● **Goal**
Reproduce each line of the material exactly, minus any picture.

+ + + +

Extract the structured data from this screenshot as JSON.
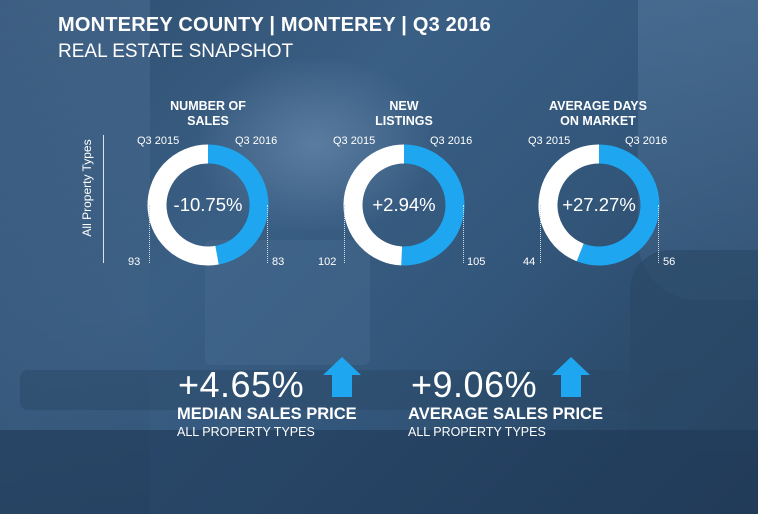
{
  "header": {
    "title": "MONTEREY COUNTY | MONTEREY | Q3 2016",
    "subtitle": "REAL ESTATE SNAPSHOT"
  },
  "side_label": "All Property Types",
  "colors": {
    "accent": "#1ea7f0",
    "ring_base": "#ffffff"
  },
  "chart_data": [
    {
      "type": "pie",
      "title": "NUMBER OF SALES",
      "title_lines": [
        "NUMBER OF",
        "SALES"
      ],
      "labels": [
        "Q3 2015",
        "Q3 2016"
      ],
      "values": [
        93,
        83
      ],
      "change_label": "-10.75%"
    },
    {
      "type": "pie",
      "title": "NEW LISTINGS",
      "title_lines": [
        "NEW",
        "LISTINGS"
      ],
      "labels": [
        "Q3 2015",
        "Q3 2016"
      ],
      "values": [
        102,
        105
      ],
      "change_label": "+2.94%"
    },
    {
      "type": "pie",
      "title": "AVERAGE DAYS ON MARKET",
      "title_lines": [
        "AVERAGE DAYS",
        "ON MARKET"
      ],
      "labels": [
        "Q3 2015",
        "Q3 2016"
      ],
      "values": [
        44,
        56
      ],
      "change_label": "+27.27%"
    }
  ],
  "kpis": [
    {
      "change": "+4.65%",
      "label": "MEDIAN SALES PRICE",
      "sub": "ALL PROPERTY TYPES",
      "arrow_icon": "up-arrow-icon"
    },
    {
      "change": "+9.06%",
      "label": "AVERAGE SALES PRICE",
      "sub": "ALL PROPERTY TYPES",
      "arrow_icon": "up-arrow-icon"
    }
  ]
}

+ + + +

● **Solution to this exercise**
Extract the structured data from this screenshot as JSON.
{
  "header": {
    "title": "MONTEREY COUNTY | MONTEREY | Q3 2016",
    "subtitle": "REAL ESTATE SNAPSHOT"
  },
  "side_label": "All Property Types",
  "colors": {
    "accent": "#1ea7f0",
    "ring_base": "#ffffff"
  },
  "chart_data": [
    {
      "type": "pie",
      "title": "NUMBER OF SALES",
      "title_lines": [
        "NUMBER OF",
        "SALES"
      ],
      "labels": [
        "Q3 2015",
        "Q3 2016"
      ],
      "values": [
        93,
        83
      ],
      "change_label": "-10.75%"
    },
    {
      "type": "pie",
      "title": "NEW LISTINGS",
      "title_lines": [
        "NEW",
        "LISTINGS"
      ],
      "labels": [
        "Q3 2015",
        "Q3 2016"
      ],
      "values": [
        102,
        105
      ],
      "change_label": "+2.94%"
    },
    {
      "type": "pie",
      "title": "AVERAGE DAYS ON MARKET",
      "title_lines": [
        "AVERAGE DAYS",
        "ON MARKET"
      ],
      "labels": [
        "Q3 2015",
        "Q3 2016"
      ],
      "values": [
        44,
        56
      ],
      "change_label": "+27.27%"
    }
  ],
  "kpis": [
    {
      "change": "+4.65%",
      "label": "MEDIAN SALES PRICE",
      "sub": "ALL PROPERTY TYPES",
      "arrow_icon": "up-arrow-icon"
    },
    {
      "change": "+9.06%",
      "label": "AVERAGE SALES PRICE",
      "sub": "ALL PROPERTY TYPES",
      "arrow_icon": "up-arrow-icon"
    }
  ]
}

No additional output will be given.